_TASK BRIEF_
Transcribe each line of the material as it is, and drop any picture.
* Start DATASET EXCERPTS *
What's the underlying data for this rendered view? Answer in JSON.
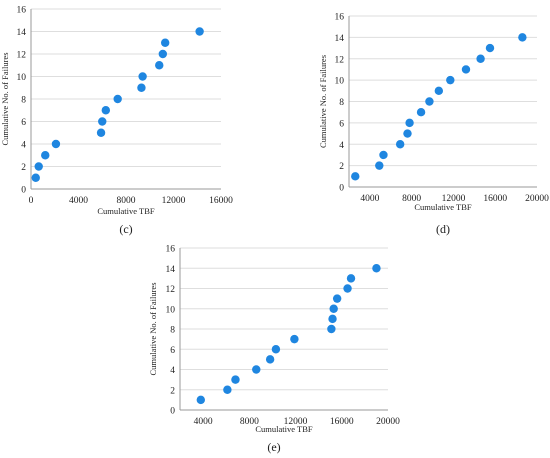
{
  "chart_data": [
    {
      "type": "scatter",
      "panel_label": "(c)",
      "xlabel": "Cumulative TBF",
      "ylabel": "Cumulative No. of Failures",
      "xlim": [
        0,
        16000
      ],
      "ylim": [
        0,
        16
      ],
      "xticks": [
        0,
        4000,
        8000,
        12000,
        16000
      ],
      "yticks": [
        0,
        2,
        4,
        6,
        8,
        10,
        12,
        14,
        16
      ],
      "grid": "horizontal",
      "marker_color": "#1f86e0",
      "points": [
        {
          "x": 400,
          "y": 1
        },
        {
          "x": 650,
          "y": 2
        },
        {
          "x": 1200,
          "y": 3
        },
        {
          "x": 2100,
          "y": 4
        },
        {
          "x": 5900,
          "y": 5
        },
        {
          "x": 6000,
          "y": 6
        },
        {
          "x": 6300,
          "y": 7
        },
        {
          "x": 7300,
          "y": 8
        },
        {
          "x": 9300,
          "y": 9
        },
        {
          "x": 9400,
          "y": 10
        },
        {
          "x": 10800,
          "y": 11
        },
        {
          "x": 11100,
          "y": 12
        },
        {
          "x": 11300,
          "y": 13
        },
        {
          "x": 14200,
          "y": 14
        }
      ]
    },
    {
      "type": "scatter",
      "panel_label": "(d)",
      "xlabel": "Cumulative TBF",
      "ylabel": "Cumulative No. of Failures",
      "xlim": [
        2000,
        20000
      ],
      "ylim": [
        0,
        16
      ],
      "xticks": [
        4000,
        8000,
        12000,
        16000,
        20000
      ],
      "yticks": [
        0,
        2,
        4,
        6,
        8,
        10,
        12,
        14,
        16
      ],
      "grid": "horizontal",
      "marker_color": "#1f86e0",
      "points": [
        {
          "x": 2600,
          "y": 1
        },
        {
          "x": 4900,
          "y": 2
        },
        {
          "x": 5300,
          "y": 3
        },
        {
          "x": 6900,
          "y": 4
        },
        {
          "x": 7600,
          "y": 5
        },
        {
          "x": 7800,
          "y": 6
        },
        {
          "x": 8900,
          "y": 7
        },
        {
          "x": 9700,
          "y": 8
        },
        {
          "x": 10600,
          "y": 9
        },
        {
          "x": 11700,
          "y": 10
        },
        {
          "x": 13200,
          "y": 11
        },
        {
          "x": 14600,
          "y": 12
        },
        {
          "x": 15500,
          "y": 13
        },
        {
          "x": 18600,
          "y": 14
        }
      ]
    },
    {
      "type": "scatter",
      "panel_label": "(e)",
      "xlabel": "Cumulative TBF",
      "ylabel": "Cumulative No. of Failures",
      "xlim": [
        2000,
        20000
      ],
      "ylim": [
        0,
        16
      ],
      "xticks": [
        4000,
        8000,
        12000,
        16000,
        20000
      ],
      "yticks": [
        0,
        2,
        4,
        6,
        8,
        10,
        12,
        14,
        16
      ],
      "grid": "horizontal",
      "marker_color": "#1f86e0",
      "points": [
        {
          "x": 3800,
          "y": 1
        },
        {
          "x": 6100,
          "y": 2
        },
        {
          "x": 6800,
          "y": 3
        },
        {
          "x": 8600,
          "y": 4
        },
        {
          "x": 9800,
          "y": 5
        },
        {
          "x": 10300,
          "y": 6
        },
        {
          "x": 11900,
          "y": 7
        },
        {
          "x": 15100,
          "y": 8
        },
        {
          "x": 15200,
          "y": 9
        },
        {
          "x": 15300,
          "y": 10
        },
        {
          "x": 15600,
          "y": 11
        },
        {
          "x": 16500,
          "y": 12
        },
        {
          "x": 16800,
          "y": 13
        },
        {
          "x": 19000,
          "y": 14
        }
      ]
    }
  ]
}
* End DATASET EXCERPTS *
_SOLUTION_
What's the underlying data for this rendered view? Answer in JSON.
{
  "chart_data": [
    {
      "type": "scatter",
      "panel_label": "(c)",
      "xlabel": "Cumulative TBF",
      "ylabel": "Cumulative No. of Failures",
      "xlim": [
        0,
        16000
      ],
      "ylim": [
        0,
        16
      ],
      "xticks": [
        0,
        4000,
        8000,
        12000,
        16000
      ],
      "yticks": [
        0,
        2,
        4,
        6,
        8,
        10,
        12,
        14,
        16
      ],
      "grid": "horizontal",
      "marker_color": "#1f86e0",
      "points": [
        {
          "x": 400,
          "y": 1
        },
        {
          "x": 650,
          "y": 2
        },
        {
          "x": 1200,
          "y": 3
        },
        {
          "x": 2100,
          "y": 4
        },
        {
          "x": 5900,
          "y": 5
        },
        {
          "x": 6000,
          "y": 6
        },
        {
          "x": 6300,
          "y": 7
        },
        {
          "x": 7300,
          "y": 8
        },
        {
          "x": 9300,
          "y": 9
        },
        {
          "x": 9400,
          "y": 10
        },
        {
          "x": 10800,
          "y": 11
        },
        {
          "x": 11100,
          "y": 12
        },
        {
          "x": 11300,
          "y": 13
        },
        {
          "x": 14200,
          "y": 14
        }
      ]
    },
    {
      "type": "scatter",
      "panel_label": "(d)",
      "xlabel": "Cumulative TBF",
      "ylabel": "Cumulative No. of Failures",
      "xlim": [
        2000,
        20000
      ],
      "ylim": [
        0,
        16
      ],
      "xticks": [
        4000,
        8000,
        12000,
        16000,
        20000
      ],
      "yticks": [
        0,
        2,
        4,
        6,
        8,
        10,
        12,
        14,
        16
      ],
      "grid": "horizontal",
      "marker_color": "#1f86e0",
      "points": [
        {
          "x": 2600,
          "y": 1
        },
        {
          "x": 4900,
          "y": 2
        },
        {
          "x": 5300,
          "y": 3
        },
        {
          "x": 6900,
          "y": 4
        },
        {
          "x": 7600,
          "y": 5
        },
        {
          "x": 7800,
          "y": 6
        },
        {
          "x": 8900,
          "y": 7
        },
        {
          "x": 9700,
          "y": 8
        },
        {
          "x": 10600,
          "y": 9
        },
        {
          "x": 11700,
          "y": 10
        },
        {
          "x": 13200,
          "y": 11
        },
        {
          "x": 14600,
          "y": 12
        },
        {
          "x": 15500,
          "y": 13
        },
        {
          "x": 18600,
          "y": 14
        }
      ]
    },
    {
      "type": "scatter",
      "panel_label": "(e)",
      "xlabel": "Cumulative TBF",
      "ylabel": "Cumulative No. of Failures",
      "xlim": [
        2000,
        20000
      ],
      "ylim": [
        0,
        16
      ],
      "xticks": [
        4000,
        8000,
        12000,
        16000,
        20000
      ],
      "yticks": [
        0,
        2,
        4,
        6,
        8,
        10,
        12,
        14,
        16
      ],
      "grid": "horizontal",
      "marker_color": "#1f86e0",
      "points": [
        {
          "x": 3800,
          "y": 1
        },
        {
          "x": 6100,
          "y": 2
        },
        {
          "x": 6800,
          "y": 3
        },
        {
          "x": 8600,
          "y": 4
        },
        {
          "x": 9800,
          "y": 5
        },
        {
          "x": 10300,
          "y": 6
        },
        {
          "x": 11900,
          "y": 7
        },
        {
          "x": 15100,
          "y": 8
        },
        {
          "x": 15200,
          "y": 9
        },
        {
          "x": 15300,
          "y": 10
        },
        {
          "x": 15600,
          "y": 11
        },
        {
          "x": 16500,
          "y": 12
        },
        {
          "x": 16800,
          "y": 13
        },
        {
          "x": 19000,
          "y": 14
        }
      ]
    }
  ]
}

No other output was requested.